---- Dataset content

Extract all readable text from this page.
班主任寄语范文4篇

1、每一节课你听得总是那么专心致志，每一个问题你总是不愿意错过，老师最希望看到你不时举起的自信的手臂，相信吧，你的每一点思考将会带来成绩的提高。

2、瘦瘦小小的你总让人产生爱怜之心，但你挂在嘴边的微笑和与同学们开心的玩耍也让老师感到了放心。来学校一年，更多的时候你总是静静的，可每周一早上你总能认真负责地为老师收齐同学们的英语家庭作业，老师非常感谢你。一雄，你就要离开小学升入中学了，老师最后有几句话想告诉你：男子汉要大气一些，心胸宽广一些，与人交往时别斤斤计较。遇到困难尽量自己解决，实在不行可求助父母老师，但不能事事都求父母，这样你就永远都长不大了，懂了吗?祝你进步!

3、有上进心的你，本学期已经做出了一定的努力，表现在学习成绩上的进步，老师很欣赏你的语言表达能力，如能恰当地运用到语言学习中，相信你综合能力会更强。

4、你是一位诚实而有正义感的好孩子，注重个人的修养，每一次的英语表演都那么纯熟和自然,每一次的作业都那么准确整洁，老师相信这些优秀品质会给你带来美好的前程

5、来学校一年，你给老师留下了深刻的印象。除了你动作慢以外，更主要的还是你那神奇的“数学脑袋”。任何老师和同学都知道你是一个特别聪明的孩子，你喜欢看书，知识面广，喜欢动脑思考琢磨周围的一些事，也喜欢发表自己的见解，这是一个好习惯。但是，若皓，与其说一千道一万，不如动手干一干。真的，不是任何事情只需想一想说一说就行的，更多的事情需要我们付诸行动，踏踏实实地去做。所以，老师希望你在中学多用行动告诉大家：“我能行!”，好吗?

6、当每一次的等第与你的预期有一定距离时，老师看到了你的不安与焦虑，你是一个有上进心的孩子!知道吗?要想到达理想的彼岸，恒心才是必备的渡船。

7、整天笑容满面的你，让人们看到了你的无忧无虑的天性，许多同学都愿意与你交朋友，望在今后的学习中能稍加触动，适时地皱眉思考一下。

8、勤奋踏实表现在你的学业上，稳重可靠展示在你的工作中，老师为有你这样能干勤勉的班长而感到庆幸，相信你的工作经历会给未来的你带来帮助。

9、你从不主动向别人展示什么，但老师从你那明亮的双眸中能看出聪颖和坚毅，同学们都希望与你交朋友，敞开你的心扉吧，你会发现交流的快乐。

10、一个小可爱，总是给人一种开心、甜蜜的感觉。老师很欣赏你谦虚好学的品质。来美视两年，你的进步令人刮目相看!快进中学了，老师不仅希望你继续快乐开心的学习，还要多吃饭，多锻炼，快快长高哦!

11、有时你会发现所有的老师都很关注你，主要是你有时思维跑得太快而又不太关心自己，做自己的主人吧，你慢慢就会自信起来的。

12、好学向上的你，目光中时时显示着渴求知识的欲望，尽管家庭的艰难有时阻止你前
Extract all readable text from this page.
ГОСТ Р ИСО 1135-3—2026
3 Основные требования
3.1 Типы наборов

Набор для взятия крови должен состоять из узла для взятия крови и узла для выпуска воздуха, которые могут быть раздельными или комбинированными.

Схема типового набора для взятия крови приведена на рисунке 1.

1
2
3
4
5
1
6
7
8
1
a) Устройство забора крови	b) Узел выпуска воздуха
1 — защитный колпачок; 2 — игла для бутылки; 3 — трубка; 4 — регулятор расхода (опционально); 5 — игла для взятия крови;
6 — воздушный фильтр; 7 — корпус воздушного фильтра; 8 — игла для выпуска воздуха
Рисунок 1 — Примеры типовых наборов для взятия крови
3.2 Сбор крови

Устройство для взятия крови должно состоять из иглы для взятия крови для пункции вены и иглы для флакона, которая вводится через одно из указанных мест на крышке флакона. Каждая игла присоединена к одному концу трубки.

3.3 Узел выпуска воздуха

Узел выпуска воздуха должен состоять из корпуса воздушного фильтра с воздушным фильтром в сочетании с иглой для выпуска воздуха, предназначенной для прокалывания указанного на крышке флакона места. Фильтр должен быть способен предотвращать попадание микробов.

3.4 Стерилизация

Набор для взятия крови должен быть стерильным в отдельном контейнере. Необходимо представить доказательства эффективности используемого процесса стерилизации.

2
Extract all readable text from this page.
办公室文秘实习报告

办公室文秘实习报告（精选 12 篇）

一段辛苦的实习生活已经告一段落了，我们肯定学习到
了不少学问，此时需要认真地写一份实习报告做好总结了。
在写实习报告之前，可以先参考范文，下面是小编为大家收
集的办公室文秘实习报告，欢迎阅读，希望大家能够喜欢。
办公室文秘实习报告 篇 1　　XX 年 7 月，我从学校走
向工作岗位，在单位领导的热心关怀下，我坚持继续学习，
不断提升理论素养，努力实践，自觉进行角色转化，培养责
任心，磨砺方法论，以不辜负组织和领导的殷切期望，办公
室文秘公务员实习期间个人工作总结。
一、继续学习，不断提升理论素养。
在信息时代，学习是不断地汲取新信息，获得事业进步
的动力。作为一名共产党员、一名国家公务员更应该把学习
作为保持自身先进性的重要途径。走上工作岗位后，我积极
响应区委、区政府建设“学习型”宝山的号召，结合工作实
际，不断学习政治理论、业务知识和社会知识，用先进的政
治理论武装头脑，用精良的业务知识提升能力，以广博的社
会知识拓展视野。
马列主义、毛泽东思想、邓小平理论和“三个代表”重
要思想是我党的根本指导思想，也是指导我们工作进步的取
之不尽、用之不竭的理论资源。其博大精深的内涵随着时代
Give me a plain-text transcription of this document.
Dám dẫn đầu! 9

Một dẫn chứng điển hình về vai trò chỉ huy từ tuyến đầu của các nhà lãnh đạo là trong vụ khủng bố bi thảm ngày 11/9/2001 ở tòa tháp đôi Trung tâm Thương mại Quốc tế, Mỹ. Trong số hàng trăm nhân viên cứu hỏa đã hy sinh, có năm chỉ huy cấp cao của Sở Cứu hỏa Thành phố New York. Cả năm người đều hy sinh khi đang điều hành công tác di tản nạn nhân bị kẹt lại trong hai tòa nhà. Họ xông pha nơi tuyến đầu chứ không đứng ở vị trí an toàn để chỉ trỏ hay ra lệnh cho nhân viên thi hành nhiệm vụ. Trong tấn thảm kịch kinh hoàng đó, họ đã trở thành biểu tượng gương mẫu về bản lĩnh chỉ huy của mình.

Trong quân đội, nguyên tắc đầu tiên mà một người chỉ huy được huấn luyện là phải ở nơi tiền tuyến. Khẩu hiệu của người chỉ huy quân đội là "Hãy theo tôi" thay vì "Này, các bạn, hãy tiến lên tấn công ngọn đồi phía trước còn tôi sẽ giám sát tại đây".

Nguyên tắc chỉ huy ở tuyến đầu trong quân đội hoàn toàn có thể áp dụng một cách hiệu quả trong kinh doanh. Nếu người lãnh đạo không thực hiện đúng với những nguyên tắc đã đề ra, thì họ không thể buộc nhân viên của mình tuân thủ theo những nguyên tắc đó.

--------

Across the records, count the lines holding the string "Устройство". Give the number and stop.

2